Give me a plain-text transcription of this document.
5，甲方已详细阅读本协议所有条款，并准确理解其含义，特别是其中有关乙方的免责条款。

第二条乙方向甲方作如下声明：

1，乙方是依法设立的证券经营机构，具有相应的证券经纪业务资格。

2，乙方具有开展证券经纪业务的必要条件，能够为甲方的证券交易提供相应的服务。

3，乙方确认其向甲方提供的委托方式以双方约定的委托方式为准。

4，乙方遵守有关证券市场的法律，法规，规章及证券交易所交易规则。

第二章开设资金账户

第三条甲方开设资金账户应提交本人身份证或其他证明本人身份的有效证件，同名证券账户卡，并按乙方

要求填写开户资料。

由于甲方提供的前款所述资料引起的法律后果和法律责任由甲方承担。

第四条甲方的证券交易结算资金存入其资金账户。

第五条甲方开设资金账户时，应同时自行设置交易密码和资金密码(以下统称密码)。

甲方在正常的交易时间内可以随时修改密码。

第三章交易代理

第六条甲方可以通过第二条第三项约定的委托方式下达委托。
════
What is being asked> Retype all the material above precisely, with no line left out.

Response>
Give me a plain-text transcription of this document.
5，甲方已详细阅读本协议所有条款，并准确理解其含义，特别是其中有关乙方的免责条款。

第二条乙方向甲方作如下声明：

1，乙方是依法设立的证券经营机构，具有相应的证券经纪业务资格。

2，乙方具有开展证券经纪业务的必要条件，能够为甲方的证券交易提供相应的服务。

3，乙方确认其向甲方提供的委托方式以双方约定的委托方式为准。

4，乙方遵守有关证券市场的法律，法规，规章及证券交易所交易规则。

第二章开设资金账户

第三条甲方开设资金账户应提交本人身份证或其他证明本人身份的有效证件，同名证券账户卡，并按乙方

要求填写开户资料。

由于甲方提供的前款所述资料引起的法律后果和法律责任由甲方承担。

第四条甲方的证券交易结算资金存入其资金账户。

第五条甲方开设资金账户时，应同时自行设置交易密码和资金密码(以下统称密码)。

甲方在正常的交易时间内可以随时修改密码。

第三章交易代理

第六条甲方可以通过第二条第三项约定的委托方式下达委托。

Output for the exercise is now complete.